(Job): Can you reproduce every one of the items below word for word, keeping their order?

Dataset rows

==================================================

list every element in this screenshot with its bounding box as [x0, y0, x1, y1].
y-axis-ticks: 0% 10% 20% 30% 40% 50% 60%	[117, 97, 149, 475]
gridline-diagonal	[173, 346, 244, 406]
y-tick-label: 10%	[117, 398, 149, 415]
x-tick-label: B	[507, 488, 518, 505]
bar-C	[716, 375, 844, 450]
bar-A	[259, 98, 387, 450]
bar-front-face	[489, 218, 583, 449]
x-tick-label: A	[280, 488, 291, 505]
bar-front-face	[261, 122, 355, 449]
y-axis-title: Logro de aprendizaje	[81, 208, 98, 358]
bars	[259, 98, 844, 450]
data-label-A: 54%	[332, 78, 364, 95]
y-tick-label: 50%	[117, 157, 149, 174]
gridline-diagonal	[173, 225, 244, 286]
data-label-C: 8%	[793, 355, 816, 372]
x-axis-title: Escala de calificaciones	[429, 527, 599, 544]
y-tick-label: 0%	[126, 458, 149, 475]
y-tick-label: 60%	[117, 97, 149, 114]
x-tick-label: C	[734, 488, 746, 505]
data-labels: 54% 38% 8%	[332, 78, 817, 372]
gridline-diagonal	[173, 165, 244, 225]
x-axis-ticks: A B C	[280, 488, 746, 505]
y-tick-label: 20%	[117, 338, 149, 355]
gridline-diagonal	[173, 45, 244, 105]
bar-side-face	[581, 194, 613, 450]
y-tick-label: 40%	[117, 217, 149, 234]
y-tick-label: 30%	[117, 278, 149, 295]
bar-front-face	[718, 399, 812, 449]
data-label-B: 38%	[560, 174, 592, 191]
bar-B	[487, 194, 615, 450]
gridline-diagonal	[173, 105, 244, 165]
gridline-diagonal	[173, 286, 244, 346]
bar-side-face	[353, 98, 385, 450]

==================================================

(Output of the task):
list every element in this screenshot with its bounding box as [x0, y0, x1, y1].
y-axis-ticks: 0% 10% 20% 30% 40% 50% 60%	[117, 97, 149, 475]
gridline-diagonal	[173, 346, 244, 406]
y-tick-label: 10%	[117, 398, 149, 415]
x-tick-label: B	[507, 488, 518, 505]
bar-C	[716, 375, 844, 450]
bar-A	[259, 98, 387, 450]
bar-front-face	[489, 218, 583, 449]
x-tick-label: A	[280, 488, 291, 505]
bar-front-face	[261, 122, 355, 449]
y-axis-title: Logro de aprendizaje	[81, 208, 98, 358]
bars	[259, 98, 844, 450]
data-label-A: 54%	[332, 78, 364, 95]
y-tick-label: 50%	[117, 157, 149, 174]
gridline-diagonal	[173, 225, 244, 286]
data-label-C: 8%	[793, 355, 816, 372]
x-axis-title: Escala de calificaciones	[429, 527, 599, 544]
y-tick-label: 0%	[126, 458, 149, 475]
y-tick-label: 60%	[117, 97, 149, 114]
x-tick-label: C	[734, 488, 746, 505]
data-labels: 54% 38% 8%	[332, 78, 817, 372]
gridline-diagonal	[173, 165, 244, 225]
x-axis-ticks: A B C	[280, 488, 746, 505]
y-tick-label: 20%	[117, 338, 149, 355]
gridline-diagonal	[173, 45, 244, 105]
bar-side-face	[581, 194, 613, 450]
y-tick-label: 40%	[117, 217, 149, 234]
y-tick-label: 30%	[117, 278, 149, 295]
bar-front-face	[718, 399, 812, 449]
data-label-B: 38%	[560, 174, 592, 191]
bar-B	[487, 194, 615, 450]
gridline-diagonal	[173, 105, 244, 165]
gridline-diagonal	[173, 286, 244, 346]
bar-side-face	[353, 98, 385, 450]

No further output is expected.